*SUPPLIED MATERIAL*.
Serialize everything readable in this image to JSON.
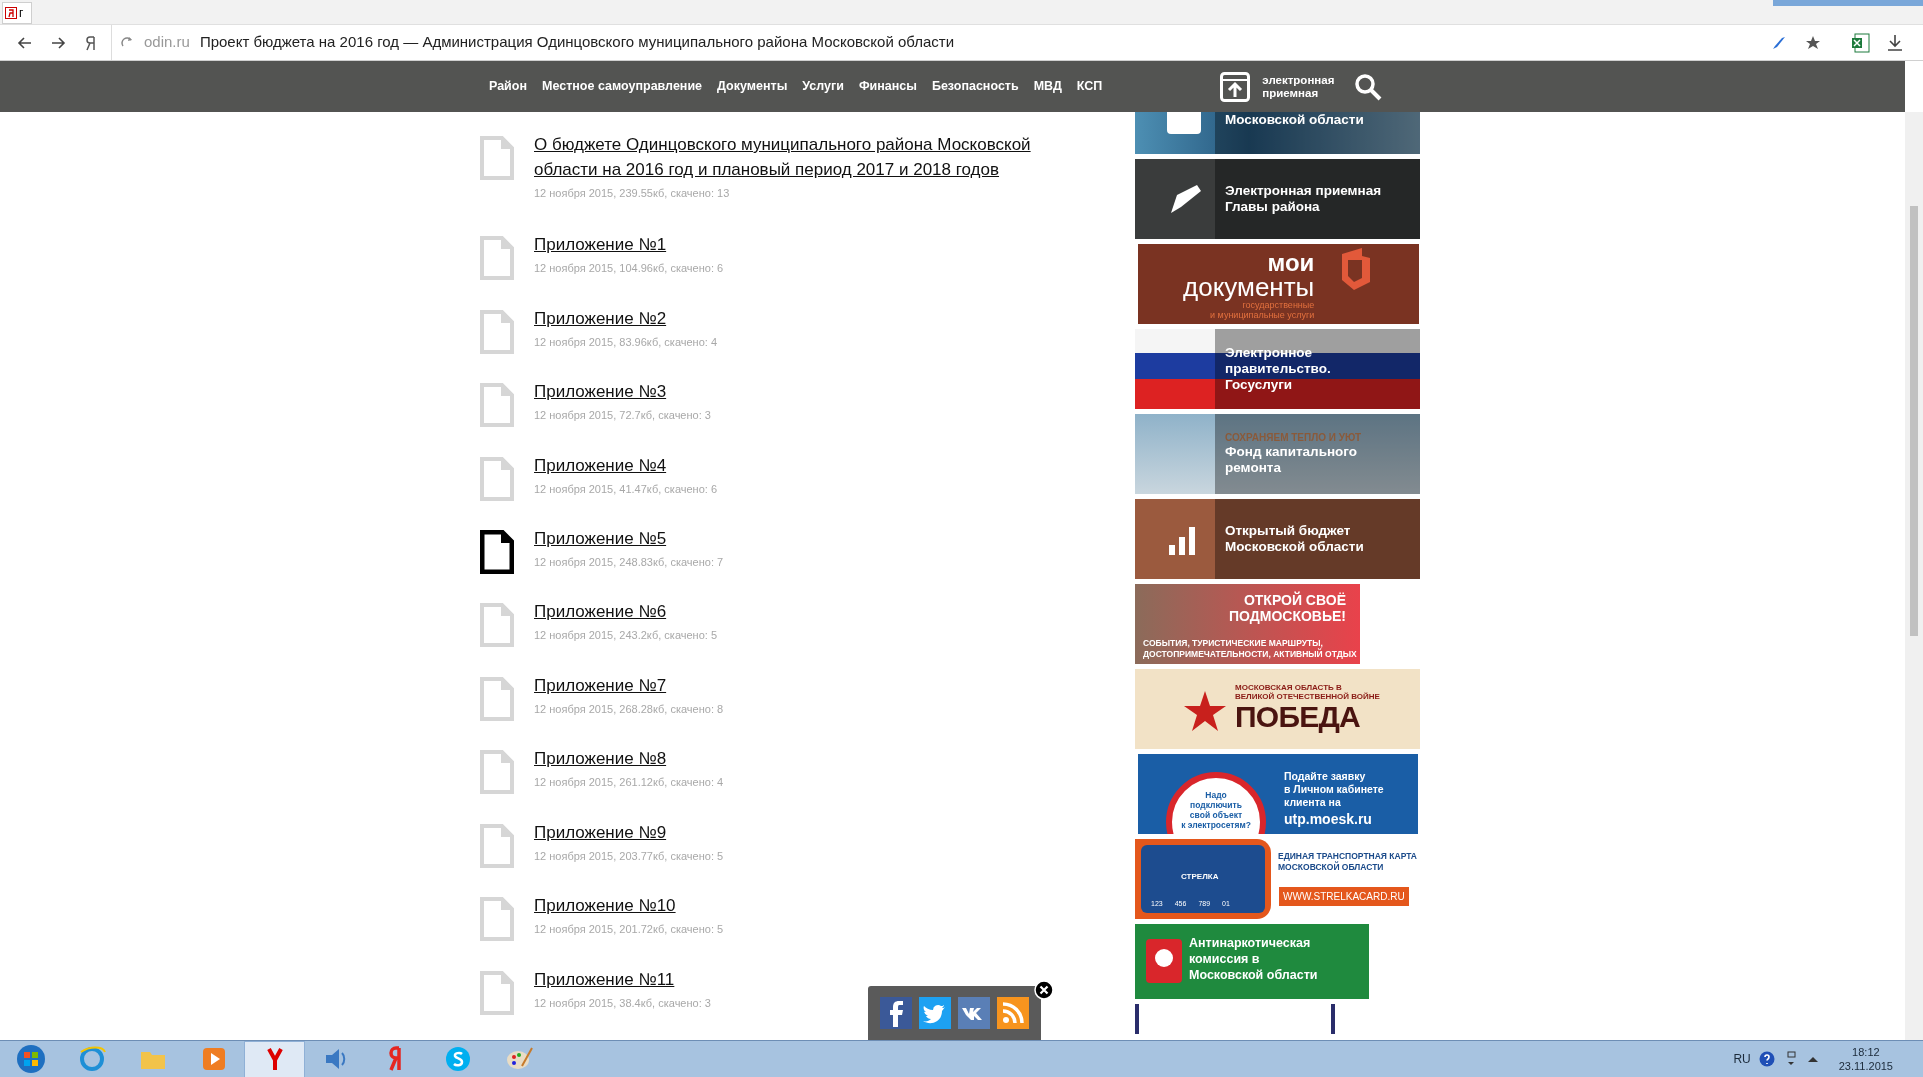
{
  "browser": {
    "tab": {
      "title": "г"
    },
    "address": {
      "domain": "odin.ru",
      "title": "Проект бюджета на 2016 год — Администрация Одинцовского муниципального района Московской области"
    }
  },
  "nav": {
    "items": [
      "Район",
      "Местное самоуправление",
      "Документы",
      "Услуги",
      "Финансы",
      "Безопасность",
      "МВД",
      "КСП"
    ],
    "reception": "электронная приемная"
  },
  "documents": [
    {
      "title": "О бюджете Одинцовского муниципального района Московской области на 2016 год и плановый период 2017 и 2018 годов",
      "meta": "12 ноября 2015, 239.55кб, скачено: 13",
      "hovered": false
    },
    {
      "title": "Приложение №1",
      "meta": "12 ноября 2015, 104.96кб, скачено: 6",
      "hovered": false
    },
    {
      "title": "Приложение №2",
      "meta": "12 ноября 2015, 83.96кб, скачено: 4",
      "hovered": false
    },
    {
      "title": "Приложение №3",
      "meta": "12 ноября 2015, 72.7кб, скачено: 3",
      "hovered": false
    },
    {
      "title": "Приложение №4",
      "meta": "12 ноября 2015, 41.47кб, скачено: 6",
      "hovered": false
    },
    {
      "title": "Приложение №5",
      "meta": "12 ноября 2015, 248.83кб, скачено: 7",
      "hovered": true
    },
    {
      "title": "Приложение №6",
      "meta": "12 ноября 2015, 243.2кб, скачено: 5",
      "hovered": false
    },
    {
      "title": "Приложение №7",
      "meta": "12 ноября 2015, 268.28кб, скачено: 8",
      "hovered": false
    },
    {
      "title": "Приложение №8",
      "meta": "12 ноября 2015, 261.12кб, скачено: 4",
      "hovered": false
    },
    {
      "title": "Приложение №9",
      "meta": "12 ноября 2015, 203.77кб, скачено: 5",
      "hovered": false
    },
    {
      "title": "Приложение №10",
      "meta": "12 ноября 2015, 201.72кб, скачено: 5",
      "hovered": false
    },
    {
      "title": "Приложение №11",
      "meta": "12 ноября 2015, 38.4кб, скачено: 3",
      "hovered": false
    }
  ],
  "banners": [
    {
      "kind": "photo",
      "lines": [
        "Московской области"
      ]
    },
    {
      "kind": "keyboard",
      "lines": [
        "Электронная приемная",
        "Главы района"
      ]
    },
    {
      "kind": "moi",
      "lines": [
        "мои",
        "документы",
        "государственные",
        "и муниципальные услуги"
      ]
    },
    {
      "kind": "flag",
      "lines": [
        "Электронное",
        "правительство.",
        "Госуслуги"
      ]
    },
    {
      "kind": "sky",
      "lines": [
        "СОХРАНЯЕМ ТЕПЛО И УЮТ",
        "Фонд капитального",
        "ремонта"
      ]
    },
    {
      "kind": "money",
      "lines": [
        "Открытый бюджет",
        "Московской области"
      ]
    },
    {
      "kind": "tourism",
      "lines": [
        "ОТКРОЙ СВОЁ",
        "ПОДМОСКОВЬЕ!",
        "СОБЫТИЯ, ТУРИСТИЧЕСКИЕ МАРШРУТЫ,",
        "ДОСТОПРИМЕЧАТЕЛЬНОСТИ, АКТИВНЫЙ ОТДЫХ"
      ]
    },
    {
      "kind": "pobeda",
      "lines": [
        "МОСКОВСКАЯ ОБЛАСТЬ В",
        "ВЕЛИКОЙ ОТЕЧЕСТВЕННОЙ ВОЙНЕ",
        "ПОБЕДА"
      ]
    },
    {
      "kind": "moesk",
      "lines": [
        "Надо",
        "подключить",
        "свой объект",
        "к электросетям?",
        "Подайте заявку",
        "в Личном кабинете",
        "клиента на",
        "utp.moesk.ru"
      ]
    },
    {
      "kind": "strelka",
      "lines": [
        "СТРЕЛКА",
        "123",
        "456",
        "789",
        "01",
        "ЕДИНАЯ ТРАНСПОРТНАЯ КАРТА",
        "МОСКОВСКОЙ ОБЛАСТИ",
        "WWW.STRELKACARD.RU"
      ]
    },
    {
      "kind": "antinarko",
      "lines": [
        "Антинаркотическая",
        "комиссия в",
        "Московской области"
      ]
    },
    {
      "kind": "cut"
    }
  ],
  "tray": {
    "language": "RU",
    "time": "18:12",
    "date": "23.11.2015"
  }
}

--

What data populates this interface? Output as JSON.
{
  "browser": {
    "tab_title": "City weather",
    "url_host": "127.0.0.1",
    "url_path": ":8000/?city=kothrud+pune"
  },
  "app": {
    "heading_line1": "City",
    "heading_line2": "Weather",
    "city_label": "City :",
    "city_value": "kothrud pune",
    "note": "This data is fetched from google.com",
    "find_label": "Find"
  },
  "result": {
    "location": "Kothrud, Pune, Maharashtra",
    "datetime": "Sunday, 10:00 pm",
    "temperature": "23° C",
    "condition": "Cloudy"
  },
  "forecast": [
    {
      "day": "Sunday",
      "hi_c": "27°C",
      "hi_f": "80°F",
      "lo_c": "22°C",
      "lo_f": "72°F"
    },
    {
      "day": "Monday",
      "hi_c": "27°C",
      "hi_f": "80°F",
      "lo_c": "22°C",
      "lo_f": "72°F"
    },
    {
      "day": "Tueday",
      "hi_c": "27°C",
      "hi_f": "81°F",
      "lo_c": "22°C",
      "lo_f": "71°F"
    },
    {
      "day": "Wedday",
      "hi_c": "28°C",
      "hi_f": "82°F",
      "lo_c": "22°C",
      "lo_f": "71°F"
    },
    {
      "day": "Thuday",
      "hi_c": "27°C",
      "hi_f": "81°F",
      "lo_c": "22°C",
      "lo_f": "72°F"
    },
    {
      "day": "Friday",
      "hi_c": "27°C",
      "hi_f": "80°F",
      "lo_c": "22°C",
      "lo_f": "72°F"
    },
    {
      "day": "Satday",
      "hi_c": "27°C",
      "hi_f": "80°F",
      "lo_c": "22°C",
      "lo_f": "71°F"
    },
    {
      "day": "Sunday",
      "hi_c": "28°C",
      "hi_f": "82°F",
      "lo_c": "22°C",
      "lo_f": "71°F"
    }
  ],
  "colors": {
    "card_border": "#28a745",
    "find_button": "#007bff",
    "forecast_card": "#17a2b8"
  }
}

*INSTRUCTIONS TO FOLLOW*.
Spot every line that holds "kind" and copy it.

*CORRECT RESULT*.
      "kind": "photo",
      "kind": "keyboard",
      "kind": "moi",
      "kind": "flag",
      "kind": "sky",
      "kind": "money",
      "kind": "tourism",
      "kind": "pobeda",
      "kind": "moesk",
      "kind": "strelka",
      "kind": "antinarko",
      "kind": "cut"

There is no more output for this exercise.